WORK TO DO
Report every line from the material that contains the word "Wyrejestrowania".

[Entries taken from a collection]

++++++

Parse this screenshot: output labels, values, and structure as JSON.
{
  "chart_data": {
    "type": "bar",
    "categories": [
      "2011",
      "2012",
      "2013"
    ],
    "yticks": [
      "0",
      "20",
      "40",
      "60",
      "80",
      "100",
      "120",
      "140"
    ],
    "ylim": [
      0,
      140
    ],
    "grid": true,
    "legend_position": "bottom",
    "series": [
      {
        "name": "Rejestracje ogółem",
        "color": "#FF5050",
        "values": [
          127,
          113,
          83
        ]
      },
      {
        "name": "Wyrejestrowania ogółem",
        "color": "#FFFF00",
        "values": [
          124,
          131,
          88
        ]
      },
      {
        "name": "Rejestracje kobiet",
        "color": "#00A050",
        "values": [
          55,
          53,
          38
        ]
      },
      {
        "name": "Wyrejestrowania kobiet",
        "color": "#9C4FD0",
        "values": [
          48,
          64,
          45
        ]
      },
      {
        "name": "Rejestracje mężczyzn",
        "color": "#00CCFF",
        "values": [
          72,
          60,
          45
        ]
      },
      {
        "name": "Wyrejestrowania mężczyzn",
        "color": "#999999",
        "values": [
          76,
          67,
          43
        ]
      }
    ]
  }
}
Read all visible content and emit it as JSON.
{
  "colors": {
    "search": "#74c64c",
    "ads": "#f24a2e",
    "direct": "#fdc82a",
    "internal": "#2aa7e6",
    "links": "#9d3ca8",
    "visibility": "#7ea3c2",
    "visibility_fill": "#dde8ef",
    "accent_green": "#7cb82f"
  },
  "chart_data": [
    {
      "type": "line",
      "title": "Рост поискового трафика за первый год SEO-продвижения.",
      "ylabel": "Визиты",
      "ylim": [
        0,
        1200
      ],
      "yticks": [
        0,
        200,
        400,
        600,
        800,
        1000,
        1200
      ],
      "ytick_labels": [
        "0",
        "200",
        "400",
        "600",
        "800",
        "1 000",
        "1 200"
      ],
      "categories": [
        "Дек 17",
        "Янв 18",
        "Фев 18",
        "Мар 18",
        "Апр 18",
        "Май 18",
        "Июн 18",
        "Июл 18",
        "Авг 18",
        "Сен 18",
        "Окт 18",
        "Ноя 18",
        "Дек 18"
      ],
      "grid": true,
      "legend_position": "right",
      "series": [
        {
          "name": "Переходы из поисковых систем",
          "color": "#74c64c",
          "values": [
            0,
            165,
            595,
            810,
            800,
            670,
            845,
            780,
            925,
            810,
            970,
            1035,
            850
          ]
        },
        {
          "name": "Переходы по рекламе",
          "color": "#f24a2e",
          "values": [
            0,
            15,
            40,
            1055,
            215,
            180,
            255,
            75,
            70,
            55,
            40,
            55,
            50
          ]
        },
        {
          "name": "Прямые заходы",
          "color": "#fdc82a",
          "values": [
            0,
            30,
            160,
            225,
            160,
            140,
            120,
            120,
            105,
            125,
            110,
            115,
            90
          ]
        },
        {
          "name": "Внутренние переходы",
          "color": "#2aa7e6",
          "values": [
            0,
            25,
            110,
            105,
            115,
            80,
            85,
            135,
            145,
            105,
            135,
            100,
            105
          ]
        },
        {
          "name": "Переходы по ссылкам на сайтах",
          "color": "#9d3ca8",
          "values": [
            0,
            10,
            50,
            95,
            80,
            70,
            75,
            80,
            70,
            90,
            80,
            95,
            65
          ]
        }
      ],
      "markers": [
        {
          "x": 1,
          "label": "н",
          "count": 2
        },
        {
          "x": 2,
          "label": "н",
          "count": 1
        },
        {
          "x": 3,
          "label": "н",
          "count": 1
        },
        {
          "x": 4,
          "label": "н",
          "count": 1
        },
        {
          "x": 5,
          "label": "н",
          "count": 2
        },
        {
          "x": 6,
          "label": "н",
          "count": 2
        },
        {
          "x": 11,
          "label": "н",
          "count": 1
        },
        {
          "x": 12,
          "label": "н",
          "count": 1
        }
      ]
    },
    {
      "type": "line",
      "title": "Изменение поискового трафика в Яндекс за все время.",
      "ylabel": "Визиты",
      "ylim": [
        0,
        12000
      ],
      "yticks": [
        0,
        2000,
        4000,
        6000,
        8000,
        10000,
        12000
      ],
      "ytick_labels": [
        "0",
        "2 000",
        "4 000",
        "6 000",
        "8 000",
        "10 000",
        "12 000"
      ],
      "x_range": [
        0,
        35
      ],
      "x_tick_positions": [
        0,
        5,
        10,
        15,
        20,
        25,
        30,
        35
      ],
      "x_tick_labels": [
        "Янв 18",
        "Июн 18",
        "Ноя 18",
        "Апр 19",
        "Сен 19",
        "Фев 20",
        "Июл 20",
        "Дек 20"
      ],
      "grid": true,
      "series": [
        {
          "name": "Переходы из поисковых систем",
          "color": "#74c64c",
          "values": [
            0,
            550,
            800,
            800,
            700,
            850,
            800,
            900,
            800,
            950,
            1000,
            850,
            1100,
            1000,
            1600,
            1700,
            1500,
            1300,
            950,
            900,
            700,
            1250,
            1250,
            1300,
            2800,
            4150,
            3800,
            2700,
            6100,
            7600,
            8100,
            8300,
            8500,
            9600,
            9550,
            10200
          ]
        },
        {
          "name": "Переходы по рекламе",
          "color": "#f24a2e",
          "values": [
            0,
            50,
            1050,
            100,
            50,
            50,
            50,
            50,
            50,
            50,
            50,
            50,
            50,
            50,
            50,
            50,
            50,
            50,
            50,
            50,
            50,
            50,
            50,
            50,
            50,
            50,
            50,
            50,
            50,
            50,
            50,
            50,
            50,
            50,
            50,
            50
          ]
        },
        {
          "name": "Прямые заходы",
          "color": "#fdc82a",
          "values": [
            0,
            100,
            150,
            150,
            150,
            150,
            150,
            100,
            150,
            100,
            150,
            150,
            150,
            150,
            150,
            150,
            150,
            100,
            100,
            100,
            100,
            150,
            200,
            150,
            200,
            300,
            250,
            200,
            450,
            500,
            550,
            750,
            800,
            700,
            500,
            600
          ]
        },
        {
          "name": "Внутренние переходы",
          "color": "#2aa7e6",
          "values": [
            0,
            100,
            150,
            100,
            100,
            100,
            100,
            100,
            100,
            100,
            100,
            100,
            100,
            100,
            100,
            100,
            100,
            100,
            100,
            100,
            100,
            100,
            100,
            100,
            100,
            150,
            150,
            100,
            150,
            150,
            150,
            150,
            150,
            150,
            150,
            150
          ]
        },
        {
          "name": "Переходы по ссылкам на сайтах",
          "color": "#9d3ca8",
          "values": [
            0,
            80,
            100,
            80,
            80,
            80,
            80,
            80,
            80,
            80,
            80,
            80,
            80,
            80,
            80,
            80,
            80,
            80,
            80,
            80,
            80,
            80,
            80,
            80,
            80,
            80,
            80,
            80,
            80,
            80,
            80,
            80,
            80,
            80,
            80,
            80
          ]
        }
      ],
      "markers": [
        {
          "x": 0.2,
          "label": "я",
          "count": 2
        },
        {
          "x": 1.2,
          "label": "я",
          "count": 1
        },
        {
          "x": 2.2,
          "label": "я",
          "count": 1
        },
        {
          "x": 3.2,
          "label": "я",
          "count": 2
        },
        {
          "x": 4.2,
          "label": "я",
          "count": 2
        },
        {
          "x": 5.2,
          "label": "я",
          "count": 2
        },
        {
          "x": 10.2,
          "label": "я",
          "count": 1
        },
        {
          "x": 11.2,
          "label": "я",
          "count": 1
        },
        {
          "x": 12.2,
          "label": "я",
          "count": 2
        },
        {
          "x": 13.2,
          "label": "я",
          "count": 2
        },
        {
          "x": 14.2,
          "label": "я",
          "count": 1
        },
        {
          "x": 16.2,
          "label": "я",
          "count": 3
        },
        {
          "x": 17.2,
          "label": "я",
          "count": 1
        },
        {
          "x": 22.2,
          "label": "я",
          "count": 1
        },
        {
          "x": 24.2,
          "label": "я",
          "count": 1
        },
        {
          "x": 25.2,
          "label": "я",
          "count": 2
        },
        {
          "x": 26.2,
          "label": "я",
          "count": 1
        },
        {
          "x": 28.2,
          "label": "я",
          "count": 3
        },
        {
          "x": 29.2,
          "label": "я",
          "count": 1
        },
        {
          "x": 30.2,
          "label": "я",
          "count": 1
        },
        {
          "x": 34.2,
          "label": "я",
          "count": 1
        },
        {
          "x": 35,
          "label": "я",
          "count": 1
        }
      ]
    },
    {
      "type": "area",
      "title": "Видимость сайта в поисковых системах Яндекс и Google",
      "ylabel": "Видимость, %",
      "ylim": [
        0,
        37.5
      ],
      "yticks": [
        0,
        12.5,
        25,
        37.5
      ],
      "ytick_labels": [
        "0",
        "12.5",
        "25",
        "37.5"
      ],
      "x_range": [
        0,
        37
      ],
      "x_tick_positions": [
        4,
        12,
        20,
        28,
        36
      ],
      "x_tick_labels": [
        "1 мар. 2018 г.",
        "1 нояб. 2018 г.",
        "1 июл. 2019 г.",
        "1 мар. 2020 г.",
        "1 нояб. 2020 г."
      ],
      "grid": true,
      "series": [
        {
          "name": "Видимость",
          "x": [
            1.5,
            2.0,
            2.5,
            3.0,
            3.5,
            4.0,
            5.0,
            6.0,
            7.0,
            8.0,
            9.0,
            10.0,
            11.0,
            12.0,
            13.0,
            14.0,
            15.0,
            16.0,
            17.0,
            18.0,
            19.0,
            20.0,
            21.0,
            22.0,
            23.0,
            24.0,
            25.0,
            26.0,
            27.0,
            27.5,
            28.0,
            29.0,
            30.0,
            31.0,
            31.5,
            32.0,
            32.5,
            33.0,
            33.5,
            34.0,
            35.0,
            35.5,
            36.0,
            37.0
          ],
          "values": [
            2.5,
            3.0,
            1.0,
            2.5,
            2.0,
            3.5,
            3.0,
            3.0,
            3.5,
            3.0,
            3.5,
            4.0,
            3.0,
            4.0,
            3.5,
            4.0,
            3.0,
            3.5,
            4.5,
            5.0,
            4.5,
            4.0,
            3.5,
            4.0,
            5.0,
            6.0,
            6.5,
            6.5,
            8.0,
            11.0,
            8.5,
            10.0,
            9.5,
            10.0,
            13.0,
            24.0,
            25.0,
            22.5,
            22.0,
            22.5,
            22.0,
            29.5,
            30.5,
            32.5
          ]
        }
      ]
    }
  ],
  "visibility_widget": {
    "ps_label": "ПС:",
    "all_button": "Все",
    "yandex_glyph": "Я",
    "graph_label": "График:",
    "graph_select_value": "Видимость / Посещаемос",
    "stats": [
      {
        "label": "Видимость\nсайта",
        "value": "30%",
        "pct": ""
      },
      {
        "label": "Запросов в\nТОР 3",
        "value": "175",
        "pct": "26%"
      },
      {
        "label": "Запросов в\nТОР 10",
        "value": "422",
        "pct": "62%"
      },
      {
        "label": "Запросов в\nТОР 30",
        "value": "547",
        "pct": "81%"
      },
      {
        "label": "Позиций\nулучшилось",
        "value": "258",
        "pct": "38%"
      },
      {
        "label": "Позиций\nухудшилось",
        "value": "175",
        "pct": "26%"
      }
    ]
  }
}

++++++

RESPONSE TO THIS TASK
        "name": "Wyrejestrowania ogółem",
        "name": "Wyrejestrowania kobiet",
        "name": "Wyrejestrowania mężczyzn",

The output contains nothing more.